** start of DATASET RECORDS **

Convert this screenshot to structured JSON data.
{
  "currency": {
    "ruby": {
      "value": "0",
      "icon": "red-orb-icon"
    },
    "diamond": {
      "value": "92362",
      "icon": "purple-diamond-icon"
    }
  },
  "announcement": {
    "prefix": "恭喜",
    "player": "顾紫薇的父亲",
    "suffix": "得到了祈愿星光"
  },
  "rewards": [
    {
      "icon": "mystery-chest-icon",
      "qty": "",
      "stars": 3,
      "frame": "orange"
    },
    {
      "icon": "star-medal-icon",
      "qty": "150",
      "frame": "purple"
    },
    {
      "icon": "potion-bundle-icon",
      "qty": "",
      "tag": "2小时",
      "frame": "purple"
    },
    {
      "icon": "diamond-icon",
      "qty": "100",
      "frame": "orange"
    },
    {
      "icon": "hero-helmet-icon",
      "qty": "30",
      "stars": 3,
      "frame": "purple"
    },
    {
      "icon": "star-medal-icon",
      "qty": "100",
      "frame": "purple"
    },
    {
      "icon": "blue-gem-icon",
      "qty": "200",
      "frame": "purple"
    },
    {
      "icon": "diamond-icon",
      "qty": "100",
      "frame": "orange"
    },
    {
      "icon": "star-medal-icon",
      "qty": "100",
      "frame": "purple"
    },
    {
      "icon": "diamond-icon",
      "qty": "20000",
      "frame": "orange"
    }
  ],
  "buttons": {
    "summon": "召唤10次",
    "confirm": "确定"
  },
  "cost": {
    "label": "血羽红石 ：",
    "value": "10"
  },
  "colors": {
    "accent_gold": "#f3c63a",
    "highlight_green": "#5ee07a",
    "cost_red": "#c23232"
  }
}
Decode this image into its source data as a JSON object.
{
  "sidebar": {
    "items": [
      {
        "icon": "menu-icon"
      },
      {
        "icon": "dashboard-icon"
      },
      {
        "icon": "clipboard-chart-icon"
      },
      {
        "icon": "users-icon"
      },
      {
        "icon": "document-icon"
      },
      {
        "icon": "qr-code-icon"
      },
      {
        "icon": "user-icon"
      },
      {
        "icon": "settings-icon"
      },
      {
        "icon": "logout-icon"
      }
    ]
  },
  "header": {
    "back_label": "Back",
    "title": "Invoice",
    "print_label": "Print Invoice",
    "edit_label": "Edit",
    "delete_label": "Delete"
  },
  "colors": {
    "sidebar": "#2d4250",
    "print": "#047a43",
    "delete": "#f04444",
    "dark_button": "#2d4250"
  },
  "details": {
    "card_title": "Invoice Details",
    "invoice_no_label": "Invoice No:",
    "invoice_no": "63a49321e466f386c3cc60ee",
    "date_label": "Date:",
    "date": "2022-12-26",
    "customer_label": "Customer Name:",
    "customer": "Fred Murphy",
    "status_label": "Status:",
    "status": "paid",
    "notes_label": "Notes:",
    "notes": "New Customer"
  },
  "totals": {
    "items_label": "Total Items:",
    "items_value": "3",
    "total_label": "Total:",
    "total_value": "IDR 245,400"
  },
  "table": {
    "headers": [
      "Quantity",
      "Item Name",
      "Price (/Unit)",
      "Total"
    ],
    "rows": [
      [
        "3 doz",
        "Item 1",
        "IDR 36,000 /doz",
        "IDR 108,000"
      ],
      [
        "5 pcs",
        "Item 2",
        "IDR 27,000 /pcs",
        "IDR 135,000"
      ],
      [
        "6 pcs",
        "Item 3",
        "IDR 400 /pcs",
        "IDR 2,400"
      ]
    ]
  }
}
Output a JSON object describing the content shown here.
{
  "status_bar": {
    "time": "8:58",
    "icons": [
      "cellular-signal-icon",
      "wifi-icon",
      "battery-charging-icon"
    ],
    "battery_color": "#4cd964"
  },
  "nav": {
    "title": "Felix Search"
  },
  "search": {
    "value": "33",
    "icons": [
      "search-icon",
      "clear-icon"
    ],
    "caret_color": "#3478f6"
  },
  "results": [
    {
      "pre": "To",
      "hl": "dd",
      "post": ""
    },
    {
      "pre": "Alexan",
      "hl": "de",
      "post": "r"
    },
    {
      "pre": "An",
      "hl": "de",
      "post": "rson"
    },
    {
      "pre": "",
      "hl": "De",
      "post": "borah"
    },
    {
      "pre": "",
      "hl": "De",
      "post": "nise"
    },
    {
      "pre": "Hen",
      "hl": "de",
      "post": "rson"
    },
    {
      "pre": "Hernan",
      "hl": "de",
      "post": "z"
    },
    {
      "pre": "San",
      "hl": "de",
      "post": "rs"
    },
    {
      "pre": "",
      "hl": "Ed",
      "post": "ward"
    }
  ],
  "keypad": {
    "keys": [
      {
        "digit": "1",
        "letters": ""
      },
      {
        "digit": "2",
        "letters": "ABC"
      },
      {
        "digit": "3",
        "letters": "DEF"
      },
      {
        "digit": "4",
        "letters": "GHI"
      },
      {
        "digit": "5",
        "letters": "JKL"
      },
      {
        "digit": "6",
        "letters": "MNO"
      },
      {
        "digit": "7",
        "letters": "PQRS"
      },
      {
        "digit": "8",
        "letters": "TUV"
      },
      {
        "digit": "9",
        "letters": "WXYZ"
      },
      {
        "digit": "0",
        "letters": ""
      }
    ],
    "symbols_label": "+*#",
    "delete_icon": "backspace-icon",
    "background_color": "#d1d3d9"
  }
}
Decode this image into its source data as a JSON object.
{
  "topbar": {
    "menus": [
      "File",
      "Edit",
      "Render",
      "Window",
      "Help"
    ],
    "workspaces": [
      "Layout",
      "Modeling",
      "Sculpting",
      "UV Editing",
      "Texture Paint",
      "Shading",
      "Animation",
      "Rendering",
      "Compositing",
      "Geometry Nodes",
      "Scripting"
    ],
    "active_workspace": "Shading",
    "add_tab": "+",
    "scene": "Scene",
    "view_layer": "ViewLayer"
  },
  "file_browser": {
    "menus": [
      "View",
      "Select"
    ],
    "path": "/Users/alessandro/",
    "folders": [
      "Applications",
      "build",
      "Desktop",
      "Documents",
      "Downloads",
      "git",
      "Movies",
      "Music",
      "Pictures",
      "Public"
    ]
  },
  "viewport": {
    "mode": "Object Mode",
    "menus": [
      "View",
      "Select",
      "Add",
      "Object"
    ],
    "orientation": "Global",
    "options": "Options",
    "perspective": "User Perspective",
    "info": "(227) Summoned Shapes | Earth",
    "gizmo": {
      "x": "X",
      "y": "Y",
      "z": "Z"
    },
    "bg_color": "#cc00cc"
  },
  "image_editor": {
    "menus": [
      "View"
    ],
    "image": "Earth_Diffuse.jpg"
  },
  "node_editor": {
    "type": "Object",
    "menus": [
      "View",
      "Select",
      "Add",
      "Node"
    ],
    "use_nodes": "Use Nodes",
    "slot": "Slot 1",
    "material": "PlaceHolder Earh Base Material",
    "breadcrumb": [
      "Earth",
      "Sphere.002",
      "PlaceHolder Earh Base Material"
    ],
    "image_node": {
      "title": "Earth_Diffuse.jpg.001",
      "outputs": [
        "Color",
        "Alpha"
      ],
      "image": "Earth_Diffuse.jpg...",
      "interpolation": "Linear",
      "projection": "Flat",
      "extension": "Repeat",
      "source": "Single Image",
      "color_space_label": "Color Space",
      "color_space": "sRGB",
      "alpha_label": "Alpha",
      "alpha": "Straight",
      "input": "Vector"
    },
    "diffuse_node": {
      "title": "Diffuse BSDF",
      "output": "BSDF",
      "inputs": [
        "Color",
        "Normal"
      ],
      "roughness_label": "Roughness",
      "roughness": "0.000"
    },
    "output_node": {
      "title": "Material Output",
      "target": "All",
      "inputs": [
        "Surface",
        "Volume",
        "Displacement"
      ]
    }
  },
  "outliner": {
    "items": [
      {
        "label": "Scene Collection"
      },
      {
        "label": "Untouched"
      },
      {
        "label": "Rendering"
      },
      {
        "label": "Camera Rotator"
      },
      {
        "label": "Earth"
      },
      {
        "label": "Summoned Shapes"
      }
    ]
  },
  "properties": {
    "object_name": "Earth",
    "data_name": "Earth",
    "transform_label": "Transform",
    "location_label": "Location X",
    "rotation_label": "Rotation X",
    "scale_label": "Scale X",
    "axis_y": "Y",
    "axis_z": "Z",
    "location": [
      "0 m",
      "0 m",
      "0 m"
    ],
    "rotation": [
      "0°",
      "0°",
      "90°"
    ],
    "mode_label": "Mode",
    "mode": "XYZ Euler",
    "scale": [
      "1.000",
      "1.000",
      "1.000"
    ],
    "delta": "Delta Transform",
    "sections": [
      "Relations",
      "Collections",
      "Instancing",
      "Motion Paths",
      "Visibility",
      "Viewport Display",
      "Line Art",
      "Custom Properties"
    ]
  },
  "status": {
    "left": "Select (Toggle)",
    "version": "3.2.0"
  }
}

** end of DATASET RECORDS **

WRITTEN PROBLEM
Where a line of the records above holds the word "Shapes", copy that line.

RESPONSE TO THIS EXERCISE
    "info": "(227) Summoned Shapes | Earth",
        "label": "Summoned Shapes"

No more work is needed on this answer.